Maçı salonda izlediğim için bu sefer usta yorumcumuz Nur Germen i dinleyemedim televizyondan. Fakat internetten okuduğum yorumlar beni, karısı öldürülmüş William Wallace gibi sinirlendirmeye yetti. Artık "Yeteeeer Nur Germen Yeteeeeer" demenin zamanıdır.
"Hep bu 18 numara" demiş maçı yorumlarken, Milos Teodosiç için. Bu cümleyi yazarken sinirden ellerim titriyor. Anlatamam yani Nur Germen için hislerimi. En kibar tabirle kendisine burdan yuuuuuuuuuuuuuh diyorum. Basketbol Türkiyede kimlerin elinde görüyorsunuz... Ne kadar cahil adamların elinde görüyorsunuz. Nur Germen değil maalesef tek derdimiz. Zamanında efsane Chicago Bulls röpörtajı yapmış bir TSYD başkanımız var, muazzam bir milli takımı koçumuz var, hazırlık maçında şark kurnazlığı yaptığını zanneden ve bir daha hiç bir takımı çalıştıramayacak coachlarımız var, sözde derbi maçlarında sahaya inen oyunculara saldıran hüber taraftarlarımız var... Evet hepsi bu ülkede.

Demek istediğim şudur: Bu adamların tasfiyesinin zamanı çoktan gelmiştir. Yeniliklere çok kapalı bir ülke olduğumuz aşikar ama bu adamlara yol verilmelidir.. Birçok basketbol blogunu keyifle okuyorum ve görüyorum basketboldan anlayan ve kafası çalışan insanlar var bu diyarda. Ama TVde ve gazetelerdeki adamlar ziyan... En sağlam yorumculardan diye sözedilen Kaan Kural'ın bile "Dragan Lukovski Efes e gelmeli" gibi yazıları, NBA maçı anlatırken yapılan herhangi bir smaç sonrası oyuncuyu göklere çıkarmasına tanıklık etmiş bir bünyeyim. Artık daha fazlasını kaldırabilecek miyim bilmiyorum.
 
Başlangıç olarak Nur Germen'den kurtulmayı diliyorum. Bu büyük bir iyilik olacak basketbolseverlere.
=======
[Yazılı görev 1]: Yukarıdaki basketbol yorumculuğu hakkındaki yazıyı iki cümleyle özetleyin.
[Yazılı görev 2]:
Basketbol yorumculuğu hakkındaki yazıya göre aşağıdaki soruları cevaplayın:
(a) Yazar maçı nerede izlemiş?
(b) Nur Germen "Hep bu 18 numara" sözünü hangi oyuncu için söylemiş?
(c) Kaan Kural'ın hangi yazısı örnek olarak anılıyor?
[Yazılı görev 3]: Basketbol yorumculuğu hakkındaki yazının "Demek istediğim şudur: Bu" ile başlayıp "kaldırabilecek miyim bilmiyorum." ile biten kısmını aynen kopyalayın.
Kayıtların yukarıdaki yazıyla hiçbir ilgisi yoktur.
=======
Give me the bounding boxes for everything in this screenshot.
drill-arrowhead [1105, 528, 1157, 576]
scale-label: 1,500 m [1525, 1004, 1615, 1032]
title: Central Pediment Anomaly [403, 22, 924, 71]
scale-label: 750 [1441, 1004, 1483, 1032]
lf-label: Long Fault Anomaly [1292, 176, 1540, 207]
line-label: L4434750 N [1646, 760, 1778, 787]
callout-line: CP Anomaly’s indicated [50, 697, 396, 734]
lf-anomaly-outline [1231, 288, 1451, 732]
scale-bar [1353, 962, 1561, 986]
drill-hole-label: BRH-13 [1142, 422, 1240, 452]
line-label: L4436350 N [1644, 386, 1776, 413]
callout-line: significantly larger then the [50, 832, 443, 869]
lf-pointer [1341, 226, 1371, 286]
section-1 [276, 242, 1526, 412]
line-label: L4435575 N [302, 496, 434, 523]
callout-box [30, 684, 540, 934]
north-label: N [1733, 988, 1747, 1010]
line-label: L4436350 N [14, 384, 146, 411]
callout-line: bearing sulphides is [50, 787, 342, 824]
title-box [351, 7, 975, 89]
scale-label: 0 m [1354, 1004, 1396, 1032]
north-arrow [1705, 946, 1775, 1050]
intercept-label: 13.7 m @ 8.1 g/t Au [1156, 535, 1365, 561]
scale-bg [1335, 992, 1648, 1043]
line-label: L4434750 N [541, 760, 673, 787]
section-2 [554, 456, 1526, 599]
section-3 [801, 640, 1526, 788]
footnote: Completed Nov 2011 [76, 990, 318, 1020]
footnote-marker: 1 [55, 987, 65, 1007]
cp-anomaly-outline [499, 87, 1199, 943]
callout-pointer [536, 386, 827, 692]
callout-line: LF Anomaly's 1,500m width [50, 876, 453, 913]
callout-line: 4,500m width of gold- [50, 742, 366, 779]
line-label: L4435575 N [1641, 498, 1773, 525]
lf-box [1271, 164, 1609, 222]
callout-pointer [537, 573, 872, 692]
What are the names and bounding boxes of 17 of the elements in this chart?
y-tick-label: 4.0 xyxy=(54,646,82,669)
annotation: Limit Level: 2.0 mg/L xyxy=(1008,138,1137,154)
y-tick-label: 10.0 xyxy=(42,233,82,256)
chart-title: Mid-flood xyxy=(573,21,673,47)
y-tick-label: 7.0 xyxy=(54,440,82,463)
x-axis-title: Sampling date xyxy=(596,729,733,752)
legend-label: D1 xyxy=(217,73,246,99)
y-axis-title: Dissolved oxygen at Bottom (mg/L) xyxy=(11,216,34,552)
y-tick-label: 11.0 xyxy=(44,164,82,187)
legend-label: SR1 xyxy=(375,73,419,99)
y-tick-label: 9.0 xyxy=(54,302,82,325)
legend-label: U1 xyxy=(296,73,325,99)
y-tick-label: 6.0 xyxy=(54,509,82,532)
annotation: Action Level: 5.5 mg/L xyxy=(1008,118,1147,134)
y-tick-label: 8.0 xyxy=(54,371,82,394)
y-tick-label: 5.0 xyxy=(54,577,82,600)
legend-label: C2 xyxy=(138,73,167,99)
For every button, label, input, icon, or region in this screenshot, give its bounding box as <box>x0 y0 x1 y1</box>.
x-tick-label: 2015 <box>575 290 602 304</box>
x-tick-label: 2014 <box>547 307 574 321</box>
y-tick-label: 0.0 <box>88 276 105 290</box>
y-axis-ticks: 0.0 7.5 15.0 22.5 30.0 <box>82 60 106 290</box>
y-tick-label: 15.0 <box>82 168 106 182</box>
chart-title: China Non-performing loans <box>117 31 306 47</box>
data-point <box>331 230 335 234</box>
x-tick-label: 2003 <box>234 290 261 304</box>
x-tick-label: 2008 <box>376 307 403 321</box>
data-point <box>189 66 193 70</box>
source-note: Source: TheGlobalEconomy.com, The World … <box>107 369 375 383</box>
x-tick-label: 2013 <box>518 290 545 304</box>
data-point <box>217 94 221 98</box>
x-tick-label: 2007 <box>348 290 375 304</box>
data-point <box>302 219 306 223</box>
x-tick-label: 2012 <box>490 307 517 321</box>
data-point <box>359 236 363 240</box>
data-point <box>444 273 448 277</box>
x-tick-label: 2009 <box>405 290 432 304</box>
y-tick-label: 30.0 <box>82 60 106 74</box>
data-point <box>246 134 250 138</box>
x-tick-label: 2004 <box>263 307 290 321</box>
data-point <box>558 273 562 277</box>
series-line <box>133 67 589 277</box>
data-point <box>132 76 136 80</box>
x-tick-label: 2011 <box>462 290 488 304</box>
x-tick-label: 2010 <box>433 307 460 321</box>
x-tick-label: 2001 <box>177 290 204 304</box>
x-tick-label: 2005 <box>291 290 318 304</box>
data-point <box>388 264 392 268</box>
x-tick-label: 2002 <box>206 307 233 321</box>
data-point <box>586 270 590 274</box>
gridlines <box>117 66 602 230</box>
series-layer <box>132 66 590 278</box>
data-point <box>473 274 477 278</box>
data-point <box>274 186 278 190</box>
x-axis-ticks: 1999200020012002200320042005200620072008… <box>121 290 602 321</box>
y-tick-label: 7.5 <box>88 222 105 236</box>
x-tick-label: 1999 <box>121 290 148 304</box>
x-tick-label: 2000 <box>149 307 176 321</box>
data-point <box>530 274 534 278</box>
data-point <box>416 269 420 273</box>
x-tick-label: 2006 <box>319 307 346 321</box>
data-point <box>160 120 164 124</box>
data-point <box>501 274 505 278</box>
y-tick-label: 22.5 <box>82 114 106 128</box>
=======
[Doğru sonuç 1]: Yazar, Nur Germen'in Milos Teodosiç için "Hep bu 18 numara" demesine çok sinirlendiğini anlatıyor ve Türkiye'de basketbolun cahil insanların elinde olduğunu söylüyor. TV'deki ve gazetelerdeki yorumcuların tasfiye edilmesi gerektiğini savunuyor ve başlangıç olarak Nur Germen'den kurtulmayı diliyor.

[Doğru sonuç 2]:
(a) Salonda.
(b) Milos Teodosiç için.
(c) "Dragan Lukovski Efes e gelmeli" yazısı.

[Doğru sonuç 3]:
Demek istediğim şudur: Bu adamların tasfiyesinin zamanı çoktan gelmiştir. Yeniliklere çok kapalı bir ülke olduğumuz aşikar ama bu adamlara yol verilmelidir.. Birçok basketbol blogunu keyifle okuyorum ve görüyorum basketboldan anlayan ve kafası çalışan insanlar var bu diyarda. Ama TVde ve gazetelerdeki adamlar ziyan... En sağlam yorumculardan diye sözedilen Kaan Kural'ın bile "Dragan Lukovski Efes e gelmeli" gibi yazıları, NBA maçı anlatırken yapılan herhangi bir smaç sonrası oyuncuyu göklere çıkarmasına tanıklık etmiş bir bünyeyim. Artık daha fazlasını kaldırabilecek miyim bilmiyorum.